Problem to solve =>
Copy out every line of the data exactly.

Data for this task =>
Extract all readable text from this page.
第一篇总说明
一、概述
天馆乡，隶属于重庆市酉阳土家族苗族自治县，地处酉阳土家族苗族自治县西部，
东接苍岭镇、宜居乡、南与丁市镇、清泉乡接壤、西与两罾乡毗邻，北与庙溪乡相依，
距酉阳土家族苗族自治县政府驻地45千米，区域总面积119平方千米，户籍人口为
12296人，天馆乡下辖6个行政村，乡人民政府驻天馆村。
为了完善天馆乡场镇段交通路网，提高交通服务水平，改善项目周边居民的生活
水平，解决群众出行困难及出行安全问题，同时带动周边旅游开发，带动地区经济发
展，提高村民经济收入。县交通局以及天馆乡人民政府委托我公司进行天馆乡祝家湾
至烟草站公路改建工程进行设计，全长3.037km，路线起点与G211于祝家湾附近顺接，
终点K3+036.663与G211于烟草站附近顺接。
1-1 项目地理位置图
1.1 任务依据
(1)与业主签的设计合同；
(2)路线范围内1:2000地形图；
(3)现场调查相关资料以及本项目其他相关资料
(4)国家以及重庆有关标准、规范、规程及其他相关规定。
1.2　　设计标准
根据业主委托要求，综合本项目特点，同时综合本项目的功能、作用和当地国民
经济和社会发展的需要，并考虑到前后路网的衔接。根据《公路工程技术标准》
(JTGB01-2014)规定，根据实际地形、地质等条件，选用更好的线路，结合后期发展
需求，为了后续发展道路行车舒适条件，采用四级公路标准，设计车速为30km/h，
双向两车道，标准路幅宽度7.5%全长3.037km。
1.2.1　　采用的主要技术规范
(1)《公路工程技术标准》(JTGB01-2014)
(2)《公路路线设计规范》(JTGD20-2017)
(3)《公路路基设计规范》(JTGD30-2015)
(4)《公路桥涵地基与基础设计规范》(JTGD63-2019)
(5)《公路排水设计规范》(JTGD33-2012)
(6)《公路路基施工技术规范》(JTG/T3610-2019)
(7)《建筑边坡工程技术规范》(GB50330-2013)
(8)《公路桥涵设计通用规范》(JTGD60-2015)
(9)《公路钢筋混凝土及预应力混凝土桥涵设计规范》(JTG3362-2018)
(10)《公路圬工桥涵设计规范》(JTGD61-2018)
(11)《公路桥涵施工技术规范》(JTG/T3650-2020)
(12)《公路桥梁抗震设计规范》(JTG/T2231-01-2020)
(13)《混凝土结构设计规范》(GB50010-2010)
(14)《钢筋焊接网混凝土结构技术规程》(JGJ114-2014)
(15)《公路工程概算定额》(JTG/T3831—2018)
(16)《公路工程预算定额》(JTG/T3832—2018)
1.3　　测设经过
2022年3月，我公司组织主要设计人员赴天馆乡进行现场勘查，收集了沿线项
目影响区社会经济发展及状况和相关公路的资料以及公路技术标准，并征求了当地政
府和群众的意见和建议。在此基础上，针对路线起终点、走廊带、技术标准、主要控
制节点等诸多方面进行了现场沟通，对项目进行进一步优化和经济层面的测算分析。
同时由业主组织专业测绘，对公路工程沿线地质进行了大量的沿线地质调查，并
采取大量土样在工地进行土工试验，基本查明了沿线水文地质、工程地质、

Solved exercise =>
Extract all readable text from this page.
第一篇总说明
一、概述
天馆乡，隶属于重庆市酉阳土家族苗族自治县，地处酉阳土家族苗族自治县西部，
东接苍岭镇、宜居乡、南与丁市镇、清泉乡接壤、西与两罾乡毗邻，北与庙溪乡相依，
距酉阳土家族苗族自治县政府驻地45千米，区域总面积119平方千米，户籍人口为
12296人，天馆乡下辖6个行政村，乡人民政府驻天馆村。
为了完善天馆乡场镇段交通路网，提高交通服务水平，改善项目周边居民的生活
水平，解决群众出行困难及出行安全问题，同时带动周边旅游开发，带动地区经济发
展，提高村民经济收入。县交通局以及天馆乡人民政府委托我公司进行天馆乡祝家湾
至烟草站公路改建工程进行设计，全长3.037km，路线起点与G211于祝家湾附近顺接，
终点K3+036.663与G211于烟草站附近顺接。
1-1 项目地理位置图
1.1 任务依据
(1)与业主签的设计合同；
(2)路线范围内1:2000地形图；
(3)现场调查相关资料以及本项目其他相关资料
(4)国家以及重庆有关标准、规范、规程及其他相关规定。
1.2　　设计标准
根据业主委托要求，综合本项目特点，同时综合本项目的功能、作用和当地国民
经济和社会发展的需要，并考虑到前后路网的衔接。根据《公路工程技术标准》
(JTGB01-2014)规定，根据实际地形、地质等条件，选用更好的线路，结合后期发展
需求，为了后续发展道路行车舒适条件，采用四级公路标准，设计车速为30km/h，
双向两车道，标准路幅宽度7.5%全长3.037km。
1.2.1　　采用的主要技术规范
(1)《公路工程技术标准》(JTGB01-2014)
(2)《公路路线设计规范》(JTGD20-2017)
(3)《公路路基设计规范》(JTGD30-2015)
(4)《公路桥涵地基与基础设计规范》(JTGD63-2019)
(5)《公路排水设计规范》(JTGD33-2012)
(6)《公路路基施工技术规范》(JTG/T3610-2019)
(7)《建筑边坡工程技术规范》(GB50330-2013)
(8)《公路桥涵设计通用规范》(JTGD60-2015)
(9)《公路钢筋混凝土及预应力混凝土桥涵设计规范》(JTG3362-2018)
(10)《公路圬工桥涵设计规范》(JTGD61-2018)
(11)《公路桥涵施工技术规范》(JTG/T3650-2020)
(12)《公路桥梁抗震设计规范》(JTG/T2231-01-2020)
(13)《混凝土结构设计规范》(GB50010-2010)
(14)《钢筋焊接网混凝土结构技术规程》(JGJ114-2014)
(15)《公路工程概算定额》(JTG/T3831—2018)
(16)《公路工程预算定额》(JTG/T3832—2018)
1.3　　测设经过
2022年3月，我公司组织主要设计人员赴天馆乡进行现场勘查，收集了沿线项
目影响区社会经济发展及状况和相关公路的资料以及公路技术标准，并征求了当地政
府和群众的意见和建议。在此基础上，针对路线起终点、走廊带、技术标准、主要控
制节点等诸多方面进行了现场沟通，对项目进行进一步优化和经济层面的测算分析。
同时由业主组织专业测绘，对公路工程沿线地质进行了大量的沿线地质调查，并
采取大量土样在工地进行土工试验，基本查明了沿线水文地质、工程地质、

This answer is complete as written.